# [TEXT SHOWN]
Windows – Windows to Go – Portable Windows on an external disk

“Windows To Go” is a portable windows environment that Microsoft developed. While Microsoft says they are no longer developing this, it is still available for use on recent versions of windows 10. For the Microsoft overview see: https://docs.microsoft.com/en-us/windows/deployment/planning/windows-to-go-overview

I have used this to specifically create “portable” windows environments that boot most hardware from an external SSD drive. I say portable meaning that with “windows to go”, the windows OS installed on the external drive drops back into a setup mode when it detects that it is being booted on different hardware. This setup mode at boot time then tries to bring in the needed hardware drivers auto-magically for the new hardware this disk is being booted on. This is largely successful on most hardware as long as the network driver is sufficient to get a network connection. I have booted the very same Windows to Go disk without having to install anything new on Dell precisions, Dell optiplexes, Apple iMacs, Apple mac minis, Apple Mac Pros, etc.

# [CHALLENGE 1]
Can you rewrite the Windows To Go text, beginning at the words "I have used" and stopping after "Mac Pros, etc.", with "SSD" changed to "NVMe"?
# [CHALLENGE 2]
How would the Windows To Go text continue after its final sentence? Write that continuation.
Nothing in the listing matters here.

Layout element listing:

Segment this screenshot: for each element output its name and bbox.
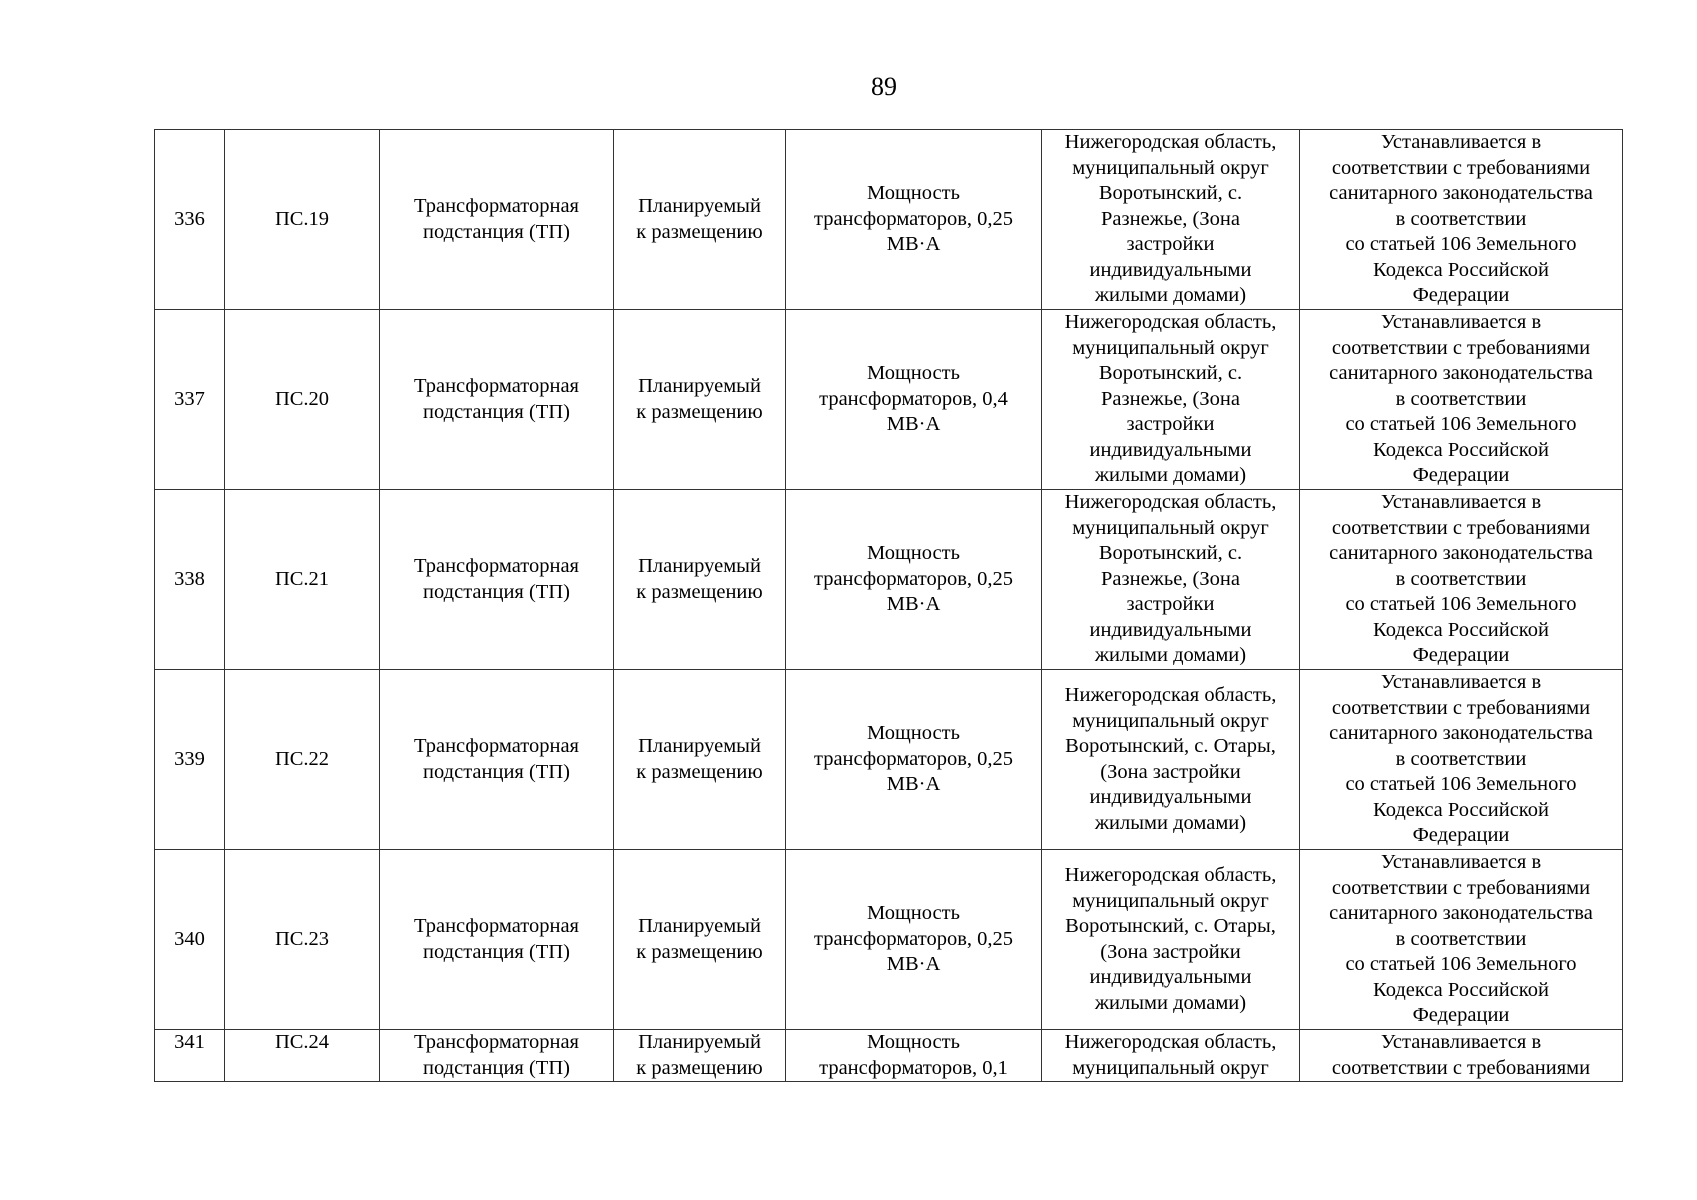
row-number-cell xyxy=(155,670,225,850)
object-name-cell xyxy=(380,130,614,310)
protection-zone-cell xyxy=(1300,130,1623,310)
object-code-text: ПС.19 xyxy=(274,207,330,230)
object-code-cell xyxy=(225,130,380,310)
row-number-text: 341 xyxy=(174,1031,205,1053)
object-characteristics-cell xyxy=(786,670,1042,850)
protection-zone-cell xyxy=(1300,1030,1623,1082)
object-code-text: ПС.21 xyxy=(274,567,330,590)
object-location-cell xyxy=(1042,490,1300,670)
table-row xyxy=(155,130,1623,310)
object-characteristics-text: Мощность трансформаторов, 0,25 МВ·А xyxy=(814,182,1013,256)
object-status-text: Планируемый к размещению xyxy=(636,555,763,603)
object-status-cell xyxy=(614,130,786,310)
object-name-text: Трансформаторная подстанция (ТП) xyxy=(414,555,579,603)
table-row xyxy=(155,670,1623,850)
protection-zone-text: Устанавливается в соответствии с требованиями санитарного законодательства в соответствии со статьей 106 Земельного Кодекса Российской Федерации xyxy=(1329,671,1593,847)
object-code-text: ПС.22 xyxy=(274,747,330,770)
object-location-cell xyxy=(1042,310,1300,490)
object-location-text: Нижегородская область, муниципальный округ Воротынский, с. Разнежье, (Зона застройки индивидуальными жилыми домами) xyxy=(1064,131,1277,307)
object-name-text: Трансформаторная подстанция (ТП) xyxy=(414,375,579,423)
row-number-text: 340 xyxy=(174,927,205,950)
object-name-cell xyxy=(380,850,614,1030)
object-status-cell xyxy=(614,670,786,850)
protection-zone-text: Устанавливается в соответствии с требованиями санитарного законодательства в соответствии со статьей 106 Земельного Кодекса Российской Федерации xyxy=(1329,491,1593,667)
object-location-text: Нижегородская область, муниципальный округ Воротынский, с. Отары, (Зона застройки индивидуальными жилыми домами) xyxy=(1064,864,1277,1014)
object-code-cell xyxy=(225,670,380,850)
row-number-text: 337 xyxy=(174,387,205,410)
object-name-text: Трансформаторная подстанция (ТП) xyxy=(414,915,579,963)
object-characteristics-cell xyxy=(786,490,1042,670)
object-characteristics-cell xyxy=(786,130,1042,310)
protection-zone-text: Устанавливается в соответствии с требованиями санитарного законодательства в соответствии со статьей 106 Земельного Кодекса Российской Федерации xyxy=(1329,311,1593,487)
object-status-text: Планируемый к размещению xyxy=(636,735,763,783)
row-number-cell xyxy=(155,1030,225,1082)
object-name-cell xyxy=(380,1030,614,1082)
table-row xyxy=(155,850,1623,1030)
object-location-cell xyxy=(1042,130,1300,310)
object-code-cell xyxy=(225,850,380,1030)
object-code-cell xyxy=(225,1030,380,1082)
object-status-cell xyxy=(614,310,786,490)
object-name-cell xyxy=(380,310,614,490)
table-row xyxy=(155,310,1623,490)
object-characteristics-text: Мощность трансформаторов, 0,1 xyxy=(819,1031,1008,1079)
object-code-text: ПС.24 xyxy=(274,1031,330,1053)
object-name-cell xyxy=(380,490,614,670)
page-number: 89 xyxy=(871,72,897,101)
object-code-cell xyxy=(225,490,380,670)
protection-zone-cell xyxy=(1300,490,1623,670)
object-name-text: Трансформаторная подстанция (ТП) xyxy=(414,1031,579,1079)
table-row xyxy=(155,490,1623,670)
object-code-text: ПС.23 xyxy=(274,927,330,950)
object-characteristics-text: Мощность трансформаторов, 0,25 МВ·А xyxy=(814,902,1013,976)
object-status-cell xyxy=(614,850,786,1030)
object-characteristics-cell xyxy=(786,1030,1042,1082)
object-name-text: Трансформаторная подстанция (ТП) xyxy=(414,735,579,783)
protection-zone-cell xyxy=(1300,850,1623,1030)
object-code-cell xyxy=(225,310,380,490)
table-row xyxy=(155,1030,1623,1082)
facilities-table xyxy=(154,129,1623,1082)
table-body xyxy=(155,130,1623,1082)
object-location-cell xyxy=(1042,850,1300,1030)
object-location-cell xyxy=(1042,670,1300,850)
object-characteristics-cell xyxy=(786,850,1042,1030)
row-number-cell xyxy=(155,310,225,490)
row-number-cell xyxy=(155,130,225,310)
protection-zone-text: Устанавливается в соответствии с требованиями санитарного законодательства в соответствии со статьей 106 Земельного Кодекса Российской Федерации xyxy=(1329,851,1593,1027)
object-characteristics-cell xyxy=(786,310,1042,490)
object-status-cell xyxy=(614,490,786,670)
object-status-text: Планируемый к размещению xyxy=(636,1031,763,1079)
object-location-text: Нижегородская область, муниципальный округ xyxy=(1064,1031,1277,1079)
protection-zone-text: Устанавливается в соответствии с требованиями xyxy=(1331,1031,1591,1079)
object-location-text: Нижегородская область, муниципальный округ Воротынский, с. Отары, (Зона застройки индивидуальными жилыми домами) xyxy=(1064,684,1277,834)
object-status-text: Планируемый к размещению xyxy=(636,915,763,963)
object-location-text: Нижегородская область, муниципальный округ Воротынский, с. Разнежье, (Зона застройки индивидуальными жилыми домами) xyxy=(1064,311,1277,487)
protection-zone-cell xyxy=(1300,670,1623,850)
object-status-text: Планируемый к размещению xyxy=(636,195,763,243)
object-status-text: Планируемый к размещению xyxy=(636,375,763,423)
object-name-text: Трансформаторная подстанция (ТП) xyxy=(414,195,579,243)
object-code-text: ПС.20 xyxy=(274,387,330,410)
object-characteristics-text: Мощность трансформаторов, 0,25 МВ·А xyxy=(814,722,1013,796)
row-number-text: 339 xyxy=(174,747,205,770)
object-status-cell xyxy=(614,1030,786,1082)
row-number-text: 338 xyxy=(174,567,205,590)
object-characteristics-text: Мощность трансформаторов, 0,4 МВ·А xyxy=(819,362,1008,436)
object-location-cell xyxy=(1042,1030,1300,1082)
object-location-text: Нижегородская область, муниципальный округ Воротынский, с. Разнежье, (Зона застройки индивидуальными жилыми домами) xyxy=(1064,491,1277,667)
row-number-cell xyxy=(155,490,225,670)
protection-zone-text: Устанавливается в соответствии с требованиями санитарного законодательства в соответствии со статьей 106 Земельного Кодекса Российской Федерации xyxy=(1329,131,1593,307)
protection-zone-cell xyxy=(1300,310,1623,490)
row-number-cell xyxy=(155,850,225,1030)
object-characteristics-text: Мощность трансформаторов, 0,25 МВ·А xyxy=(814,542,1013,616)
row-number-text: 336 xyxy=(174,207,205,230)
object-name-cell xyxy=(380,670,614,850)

# [EXERCISE OUTPUT 1]
I have used this to specifically create “portable” windows environments that boot most hardware from an external NVMe drive. I say portable meaning that with “windows to go”, the windows OS installed on the external drive drops back into a setup mode when it detects that it is being booted on different hardware. This setup mode at boot time then tries to bring in the needed hardware drivers auto-magically for the new hardware this disk is being booted on. This is largely successful on most hardware as long as the network driver is sufficient to get a network connection. I have booted the very same Windows to Go disk without having to install anything new on Dell precisions, Dell optiplexes, Apple iMacs, Apple mac minis, Apple Mac Pros, etc.

# [EXERCISE OUTPUT 2]
While there is a built in process to create a “Windows to Go” disk in Windows 10 (type “Windows to Go” in the start menu search box), I have most recently been using the free utility Rufus to build these disks directly from our institutional windows ISO. Rufus can be found at: https://rufus.ie/ and below is a screen shot of the settings I have been using.

You will also need a copy of the Windows ISO for your institution, and, if applicable, your windows activation key. (We use KMS servers at Williams to serve our Windows and other MS software license activations so we don’t need to hand out the windows activation keys!)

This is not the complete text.